═════ Source

Brenda Wren Burman, who during the George W. Bush administration served as deputy commissioner of the Bureau of Reclamation (USBR), was confirmed by the U.S. Senate on November 16, 2017, to lead the agency. The USBR is responsible for managing 475 dams and 337 reservoirs and doling out water to agricultural and residential users, as well as producing power from 53 hydroelectric power plants. Nominated to the post by President Donald Trump on June 26, 2017, Burman will be the first woman to lead the agency.
The daughter of Tim and Pat Burman, Brenda Burman was born in California and grew up in Minnesota and New Jersey. She earned a B.A. from Kenyon College in Gambier, Ohio, where she played field hockey, in 1989. She worked as a volunteer trail crew member at Carlsbad Caverns National Park in New Mexico. Later, she worked as a park ranger at the Grand Canyon before going to law school at the University of Arizona. After she earned her J.D. in 1996, Burman served as a clerk on the Wyoming Supreme Court.

══════════

### Problem set
a. Turn the paragraph of the Brenda Burman profile that opens "The daughter of Tim and Pat Burman" into a short bulleted list that keeps its main facts.
b. Answer these questions using the Brenda Burman profile:
(i) From how many hydroelectric power plants does the USBR produce power?
(ii) On what date did President Donald Trump nominate Burman to lead the agency?
(iii) On which court did Burman serve as a clerk after earning her J.D.?
c. Continue the Brenda Burman profile from the end of its last sentence.

═════ Extracted entries

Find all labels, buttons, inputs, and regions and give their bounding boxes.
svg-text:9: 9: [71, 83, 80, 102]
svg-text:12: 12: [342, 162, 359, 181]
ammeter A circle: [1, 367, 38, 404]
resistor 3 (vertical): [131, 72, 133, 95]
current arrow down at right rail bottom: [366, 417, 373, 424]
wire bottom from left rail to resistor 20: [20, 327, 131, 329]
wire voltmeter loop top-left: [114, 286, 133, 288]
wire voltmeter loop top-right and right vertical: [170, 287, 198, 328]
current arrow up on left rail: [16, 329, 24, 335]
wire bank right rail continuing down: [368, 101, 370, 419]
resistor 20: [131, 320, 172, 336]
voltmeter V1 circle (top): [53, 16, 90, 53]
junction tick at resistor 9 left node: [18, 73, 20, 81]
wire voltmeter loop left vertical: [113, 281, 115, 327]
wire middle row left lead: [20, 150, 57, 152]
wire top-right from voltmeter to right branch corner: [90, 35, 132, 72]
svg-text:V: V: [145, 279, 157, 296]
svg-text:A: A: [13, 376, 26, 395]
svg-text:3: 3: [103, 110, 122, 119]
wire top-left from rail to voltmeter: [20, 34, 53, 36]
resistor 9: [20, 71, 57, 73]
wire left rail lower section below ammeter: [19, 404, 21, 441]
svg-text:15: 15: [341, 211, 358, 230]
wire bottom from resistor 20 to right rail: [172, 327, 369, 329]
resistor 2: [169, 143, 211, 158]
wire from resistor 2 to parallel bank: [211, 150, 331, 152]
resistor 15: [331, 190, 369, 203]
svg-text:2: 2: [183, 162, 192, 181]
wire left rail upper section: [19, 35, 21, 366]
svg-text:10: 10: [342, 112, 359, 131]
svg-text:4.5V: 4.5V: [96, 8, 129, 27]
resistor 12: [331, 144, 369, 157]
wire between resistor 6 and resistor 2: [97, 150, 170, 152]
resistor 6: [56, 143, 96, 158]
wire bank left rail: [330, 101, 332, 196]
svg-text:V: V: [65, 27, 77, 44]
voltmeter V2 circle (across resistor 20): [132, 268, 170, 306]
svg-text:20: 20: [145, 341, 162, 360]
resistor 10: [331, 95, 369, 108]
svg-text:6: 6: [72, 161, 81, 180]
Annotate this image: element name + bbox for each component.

══════════
═════ Extracted entries

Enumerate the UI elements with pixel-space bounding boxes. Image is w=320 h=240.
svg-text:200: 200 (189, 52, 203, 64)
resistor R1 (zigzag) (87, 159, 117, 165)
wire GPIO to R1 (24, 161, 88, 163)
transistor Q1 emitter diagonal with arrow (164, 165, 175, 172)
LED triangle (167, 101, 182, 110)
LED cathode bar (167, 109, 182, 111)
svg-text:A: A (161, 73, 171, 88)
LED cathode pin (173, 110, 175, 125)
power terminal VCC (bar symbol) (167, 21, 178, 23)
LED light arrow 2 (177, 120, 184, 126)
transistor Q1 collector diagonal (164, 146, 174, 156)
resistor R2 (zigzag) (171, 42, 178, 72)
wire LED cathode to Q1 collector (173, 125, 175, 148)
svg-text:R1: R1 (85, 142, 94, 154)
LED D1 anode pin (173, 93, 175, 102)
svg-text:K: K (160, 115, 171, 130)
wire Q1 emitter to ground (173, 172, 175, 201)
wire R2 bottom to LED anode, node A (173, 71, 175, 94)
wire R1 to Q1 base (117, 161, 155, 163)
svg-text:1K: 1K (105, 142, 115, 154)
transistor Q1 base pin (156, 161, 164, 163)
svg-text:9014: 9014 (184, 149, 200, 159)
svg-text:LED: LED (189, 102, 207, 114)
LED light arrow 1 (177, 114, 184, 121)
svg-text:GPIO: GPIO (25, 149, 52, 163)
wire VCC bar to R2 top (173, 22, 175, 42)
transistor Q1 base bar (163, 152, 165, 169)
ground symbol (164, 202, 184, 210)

══════════

### Answers to each task
a.
- Born in California to Tim and Pat Burman; grew up in Minnesota and New Jersey
- Earned a B.A. in 1989 from Kenyon College in Gambier, Ohio, where she played field hockey
- Volunteered on a trail crew at Carlsbad Caverns National Park in New Mexico
- Worked as a park ranger at the Grand Canyon
- Earned a J.D. from the University of Arizona in 1996
- Clerked on the Wyoming Supreme Court

b.
(i) 53
(ii) June 26, 2017
(iii) The Wyoming Supreme Court

c.
Burman worked for four years in private practice as an attorney handling natural resource issues before going to work in 2002 as legislative counsel for energy and water for then-Sen. Jon Kyl (R-Arizona). Both in private practice and while working for Se. Kyl, she dealt extensively with Native American water rights issues. In 2005, Burman joined the Department of the Interior as counselor to the assistant secretary for water and science, Mark Limbaugh. In June of that year, she began her first stint at USBR as deputy commissioner for external and intergovernmental affairs, which made her responsible for relationships with federal, state and local governments, as well as citizen and other nongovernmental groups. She rejoined the agency’s parent department, Interior, as a deputy assistant secretary in 2007.
As the Bush administration was leaving office, Burman found work as a senior water policy administrator for The Nature Conservancy. In 2011, she joined the Metropolitan Water District of Southern California as special projects manager, handling issues pertaining to the Colorado River and the Sacramento-San Joaquin River Delta.
Burman joined the Salt River Project, the major electric utility for the Phoenix area, as well as a water company, as its executive water policy adviser and director of water strategy in 2015, a job she held at the time of her nomination to the Bureau of Reclamation.
Burman enjoys hiking and following the Arizona Diamondbacks baseball team.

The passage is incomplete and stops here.